#### What you have to do
Every record should be repeated exactly, except that pictures are left out.

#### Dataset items

** start **

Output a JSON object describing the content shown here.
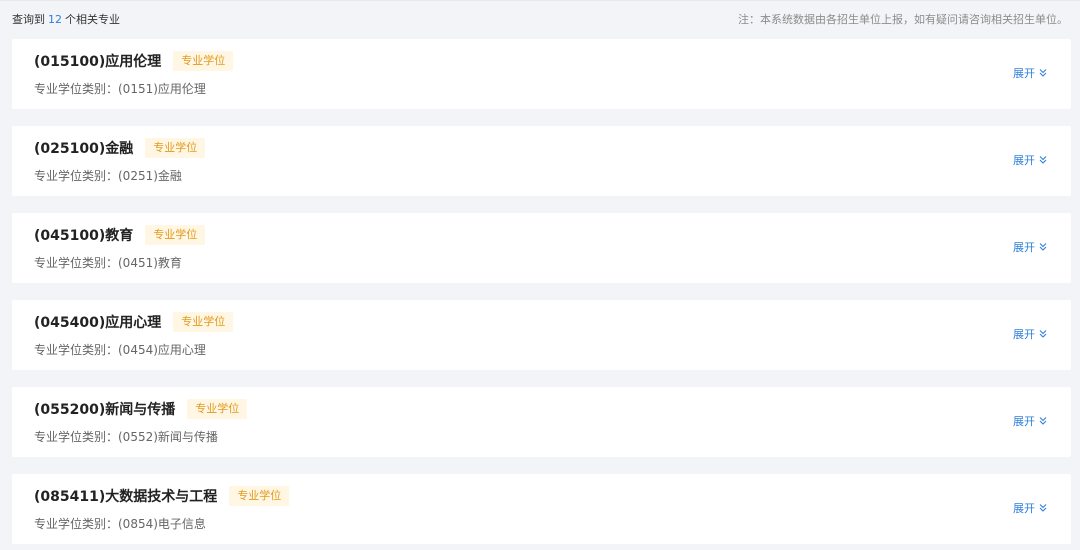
{
  "summary": {
    "prefix": "查询到",
    "count": "12",
    "suffix": "个相关专业",
    "note": "注：本系统数据由各招生单位上报，如有疑问请咨询相关招生单位。"
  },
  "majors": [
    {
      "title": "(015100)应用伦理",
      "badge": "专业学位",
      "subtitle": "专业学位类别：(0151)应用伦理",
      "expand_label": "展开"
    },
    {
      "title": "(025100)金融",
      "badge": "专业学位",
      "subtitle": "专业学位类别：(0251)金融",
      "expand_label": "展开"
    },
    {
      "title": "(045100)教育",
      "badge": "专业学位",
      "subtitle": "专业学位类别：(0451)教育",
      "expand_label": "展开"
    },
    {
      "title": "(045400)应用心理",
      "badge": "专业学位",
      "subtitle": "专业学位类别：(0454)应用心理",
      "expand_label": "展开"
    },
    {
      "title": "(055200)新闻与传播",
      "badge": "专业学位",
      "subtitle": "专业学位类别：(0552)新闻与传播",
      "expand_label": "展开"
    },
    {
      "title": "(085411)大数据技术与工程",
      "badge": "专业学位",
      "subtitle": "专业学位类别：(0854)电子信息",
      "expand_label": "展开"
    }
  ],
  "colors": {
    "accent": "#2f7fdb",
    "badge_text": "#e29a1c",
    "badge_bg": "#fff6e3"
  },
  "icons": {
    "expand": "chevron-double-down-icon"
  }
}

** end **

#### Result of this task
Output a JSON object describing the content shown here.
{
  "summary": {
    "prefix": "查询到",
    "count": "12",
    "suffix": "个相关专业",
    "note": "注：本系统数据由各招生单位上报，如有疑问请咨询相关招生单位。"
  },
  "majors": [
    {
      "title": "(015100)应用伦理",
      "badge": "专业学位",
      "subtitle": "专业学位类别：(0151)应用伦理",
      "expand_label": "展开"
    },
    {
      "title": "(025100)金融",
      "badge": "专业学位",
      "subtitle": "专业学位类别：(0251)金融",
      "expand_label": "展开"
    },
    {
      "title": "(045100)教育",
      "badge": "专业学位",
      "subtitle": "专业学位类别：(0451)教育",
      "expand_label": "展开"
    },
    {
      "title": "(045400)应用心理",
      "badge": "专业学位",
      "subtitle": "专业学位类别：(0454)应用心理",
      "expand_label": "展开"
    },
    {
      "title": "(055200)新闻与传播",
      "badge": "专业学位",
      "subtitle": "专业学位类别：(0552)新闻与传播",
      "expand_label": "展开"
    },
    {
      "title": "(085411)大数据技术与工程",
      "badge": "专业学位",
      "subtitle": "专业学位类别：(0854)电子信息",
      "expand_label": "展开"
    }
  ],
  "colors": {
    "accent": "#2f7fdb",
    "badge_text": "#e29a1c",
    "badge_bg": "#fff6e3"
  },
  "icons": {
    "expand": "chevron-double-down-icon"
  }
}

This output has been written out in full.